> **WRITTEN INSTRUCTION**:
Could every line of the data be printed exactly as it reads?

___ RECORDS FOR PROCESSING ___

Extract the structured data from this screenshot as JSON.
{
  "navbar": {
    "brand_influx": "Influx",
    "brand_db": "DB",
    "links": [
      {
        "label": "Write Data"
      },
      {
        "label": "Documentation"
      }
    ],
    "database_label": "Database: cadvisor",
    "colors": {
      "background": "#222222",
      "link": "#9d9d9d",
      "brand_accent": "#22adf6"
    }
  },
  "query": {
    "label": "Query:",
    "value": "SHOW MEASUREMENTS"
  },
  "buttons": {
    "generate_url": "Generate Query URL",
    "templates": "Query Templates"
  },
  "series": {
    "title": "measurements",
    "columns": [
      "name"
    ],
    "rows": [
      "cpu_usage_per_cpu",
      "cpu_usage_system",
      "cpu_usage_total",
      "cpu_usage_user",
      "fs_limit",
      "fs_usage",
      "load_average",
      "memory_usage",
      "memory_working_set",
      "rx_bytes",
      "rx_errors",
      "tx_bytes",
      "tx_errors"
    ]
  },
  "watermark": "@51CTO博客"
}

___

> **EXERCISE SOLUTION**:
Extract the structured data from this screenshot as JSON.
{
  "navbar": {
    "brand_influx": "Influx",
    "brand_db": "DB",
    "links": [
      {
        "label": "Write Data"
      },
      {
        "label": "Documentation"
      }
    ],
    "database_label": "Database: cadvisor",
    "colors": {
      "background": "#222222",
      "link": "#9d9d9d",
      "brand_accent": "#22adf6"
    }
  },
  "query": {
    "label": "Query:",
    "value": "SHOW MEASUREMENTS"
  },
  "buttons": {
    "generate_url": "Generate Query URL",
    "templates": "Query Templates"
  },
  "series": {
    "title": "measurements",
    "columns": [
      "name"
    ],
    "rows": [
      "cpu_usage_per_cpu",
      "cpu_usage_system",
      "cpu_usage_total",
      "cpu_usage_user",
      "fs_limit",
      "fs_usage",
      "load_average",
      "memory_usage",
      "memory_working_set",
      "rx_bytes",
      "rx_errors",
      "tx_bytes",
      "tx_errors"
    ]
  },
  "watermark": "@51CTO博客"
}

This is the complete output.